Problem to work on –
Tally the lines of the material that carry the word "Zeitung". Give no more than the number.

Records for this exercise –

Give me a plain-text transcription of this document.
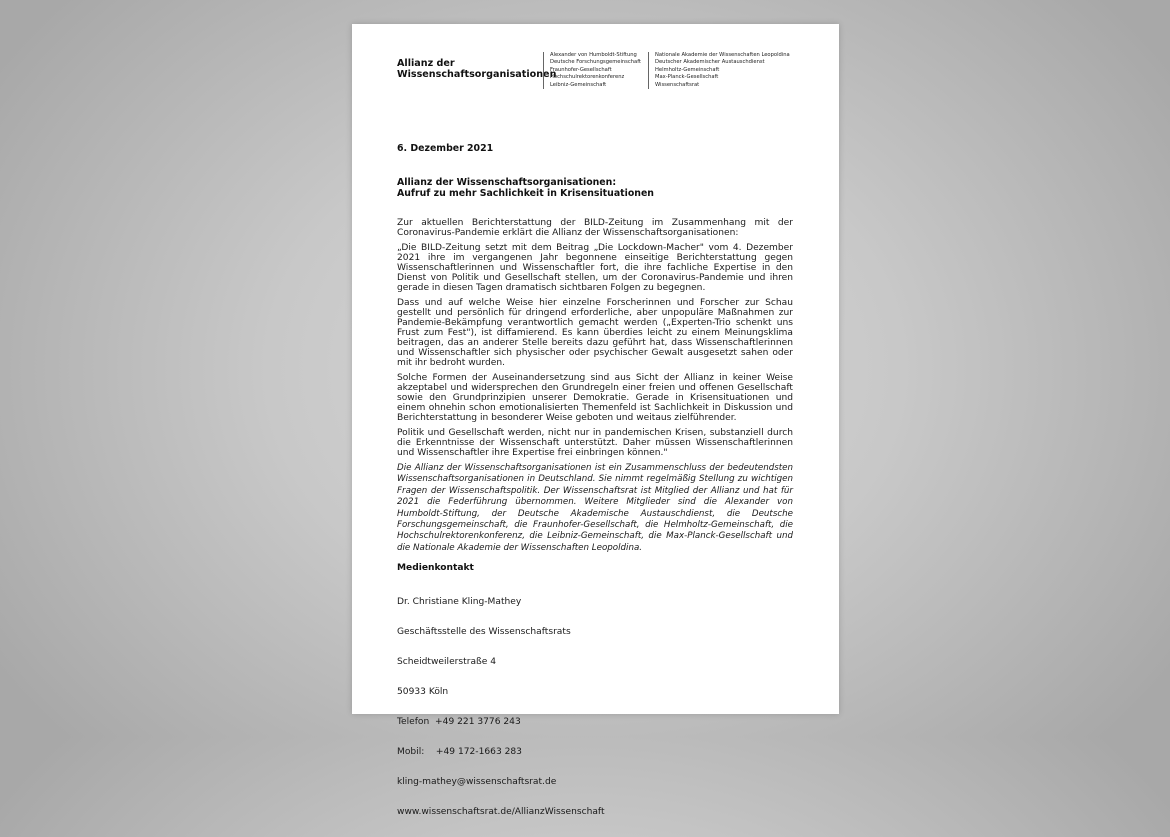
Allianz der
Wissenschaftsorganisationen
Alexander von Humboldt-Stiftung
Deutsche Forschungsgemeinschaft
Fraunhofer-Gesellschaft
Hochschulrektorenkonferenz
Leibniz-Gemeinschaft
Nationale Akademie der Wissenschaften Leopoldina
Deutscher Akademischer Austauschdienst
Helmholtz-Gemeinschaft
Max-Planck-Gesellschaft
Wissenschaftsrat
6. Dezember 2021
Allianz der Wissenschaftsorganisationen:
Aufruf zu mehr Sachlichkeit in Krisensituationen

Zur aktuellen Berichterstattung der BILD-Zeitung im Zusammenhang mit der Coronavirus-Pandemie erklärt die Allianz der Wissenschaftsorganisationen:

„Die BILD-Zeitung setzt mit dem Beitrag „Die Lockdown-Macher" vom 4. Dezember 2021 ihre im vergangenen Jahr begonnene einseitige Berichterstattung gegen Wissenschaftlerinnen und Wissenschaftler fort, die ihre fachliche Expertise in den Dienst von Politik und Gesellschaft stellen, um der Coronavirus-Pandemie und ihren gerade in diesen Tagen dramatisch sichtbaren Folgen zu begegnen.

Dass und auf welche Weise hier einzelne Forscherinnen und Forscher zur Schau gestellt und persönlich für dringend erforderliche, aber unpopuläre Maßnahmen zur Pandemie-Bekämpfung verantwortlich gemacht werden („Experten-Trio schenkt uns Frust zum Fest"), ist diffamierend. Es kann überdies leicht zu einem Meinungsklima beitragen, das an anderer Stelle bereits dazu geführt hat, dass Wissenschaftlerinnen und Wissenschaftler sich physischer oder psychischer Gewalt ausgesetzt sahen oder mit ihr bedroht wurden.

Solche Formen der Auseinandersetzung sind aus Sicht der Allianz in keiner Weise akzeptabel und widersprechen den Grundregeln einer freien und offenen Gesellschaft sowie den Grundprinzipien unserer Demokratie. Gerade in Krisensituationen und einem ohnehin schon emotionalisierten Themenfeld ist Sachlichkeit in Diskussion und Berichterstattung in besonderer Weise geboten und weitaus zielführender.

Politik und Gesellschaft werden, nicht nur in pandemischen Krisen, substanziell durch die Erkenntnisse der Wissenschaft unterstützt. Daher müssen Wissenschaftlerinnen und Wissenschaftler ihre Expertise frei einbringen können."

Die Allianz der Wissenschaftsorganisationen ist ein Zusammenschluss der bedeutendsten Wissenschaftsorganisationen in Deutschland. Sie nimmt regelmäßig Stellung zu wichtigen Fragen der Wissenschaftspolitik. Der Wissenschaftsrat ist Mitglied der Allianz und hat für 2021 die Federführung übernommen. Weitere Mitglieder sind die Alexander von Humboldt-Stiftung, der Deutsche Akademische Austauschdienst, die Deutsche Forschungsgemeinschaft, die Fraunhofer-Gesellschaft, die Helmholtz-Gemeinschaft, die Hochschulrektorenkonferenz, die Leibniz-Gemeinschaft, die Max-Planck-Gesellschaft und die Nationale Akademie der Wissenschaften Leopoldina.
Medienkontakt

Dr. Christiane Kling-Mathey

Geschäftsstelle des Wissenschaftsrats

Scheidtweilerstraße 4

50933 Köln

Telefon  +49 221 3776 243

Mobil:    +49 172-1663 283

kling-mathey@wissenschaftsrat.de

www.wissenschaftsrat.de/AllianzWissenschaft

Completed task –
2